Which lines hold the string "GAME"? Copy every one of them.

>> Start SUPPLIED ENTRIES

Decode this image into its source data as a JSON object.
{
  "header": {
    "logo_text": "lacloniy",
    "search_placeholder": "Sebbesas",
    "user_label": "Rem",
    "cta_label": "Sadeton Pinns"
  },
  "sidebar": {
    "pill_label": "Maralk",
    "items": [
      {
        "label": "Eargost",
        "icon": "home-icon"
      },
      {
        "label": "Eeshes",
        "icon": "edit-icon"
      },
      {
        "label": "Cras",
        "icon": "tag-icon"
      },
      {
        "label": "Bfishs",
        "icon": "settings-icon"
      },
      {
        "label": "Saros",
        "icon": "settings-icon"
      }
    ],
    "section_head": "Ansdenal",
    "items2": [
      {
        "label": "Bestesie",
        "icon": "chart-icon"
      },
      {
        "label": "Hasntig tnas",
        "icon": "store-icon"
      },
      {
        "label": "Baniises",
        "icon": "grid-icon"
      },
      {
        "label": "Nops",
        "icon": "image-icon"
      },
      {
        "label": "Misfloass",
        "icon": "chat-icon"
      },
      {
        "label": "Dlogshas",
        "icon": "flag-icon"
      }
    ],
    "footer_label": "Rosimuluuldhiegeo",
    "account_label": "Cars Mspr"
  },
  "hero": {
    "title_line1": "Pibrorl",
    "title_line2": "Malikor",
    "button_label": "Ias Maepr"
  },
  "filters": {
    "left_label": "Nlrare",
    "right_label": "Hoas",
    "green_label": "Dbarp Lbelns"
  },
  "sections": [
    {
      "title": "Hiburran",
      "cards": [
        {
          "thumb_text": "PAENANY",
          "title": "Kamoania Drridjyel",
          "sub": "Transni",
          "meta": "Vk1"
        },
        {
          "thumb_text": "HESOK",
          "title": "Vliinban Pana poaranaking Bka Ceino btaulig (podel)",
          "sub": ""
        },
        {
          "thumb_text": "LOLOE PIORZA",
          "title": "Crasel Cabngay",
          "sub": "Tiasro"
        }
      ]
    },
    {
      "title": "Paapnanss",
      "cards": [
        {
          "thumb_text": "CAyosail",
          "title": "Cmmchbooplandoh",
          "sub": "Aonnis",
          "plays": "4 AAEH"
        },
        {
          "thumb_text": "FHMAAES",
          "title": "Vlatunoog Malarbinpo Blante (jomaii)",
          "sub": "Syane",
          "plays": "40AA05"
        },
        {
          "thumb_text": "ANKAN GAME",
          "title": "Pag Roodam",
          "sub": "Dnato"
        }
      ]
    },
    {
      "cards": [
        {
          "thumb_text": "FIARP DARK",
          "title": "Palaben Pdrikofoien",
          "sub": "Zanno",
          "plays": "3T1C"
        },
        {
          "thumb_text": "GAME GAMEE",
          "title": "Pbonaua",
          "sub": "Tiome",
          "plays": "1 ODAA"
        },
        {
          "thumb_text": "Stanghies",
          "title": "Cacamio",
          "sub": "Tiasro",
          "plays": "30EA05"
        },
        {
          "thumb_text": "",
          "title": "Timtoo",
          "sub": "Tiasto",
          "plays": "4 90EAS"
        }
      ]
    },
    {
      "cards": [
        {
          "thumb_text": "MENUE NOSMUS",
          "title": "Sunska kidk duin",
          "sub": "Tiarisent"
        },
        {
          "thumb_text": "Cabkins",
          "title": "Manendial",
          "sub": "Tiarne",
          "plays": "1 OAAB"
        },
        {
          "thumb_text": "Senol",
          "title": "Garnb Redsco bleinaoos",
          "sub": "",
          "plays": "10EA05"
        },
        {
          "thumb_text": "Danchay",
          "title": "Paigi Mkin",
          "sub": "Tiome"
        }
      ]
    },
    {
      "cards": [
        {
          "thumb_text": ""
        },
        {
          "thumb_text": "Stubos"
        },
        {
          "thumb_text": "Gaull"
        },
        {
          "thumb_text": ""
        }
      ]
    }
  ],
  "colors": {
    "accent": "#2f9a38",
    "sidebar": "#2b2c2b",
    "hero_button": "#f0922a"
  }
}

>> End SUPPLIED ENTRIES

WRITTEN RESPONSE:
          "thumb_text": "ANKAN GAME",
          "thumb_text": "GAME GAMEE",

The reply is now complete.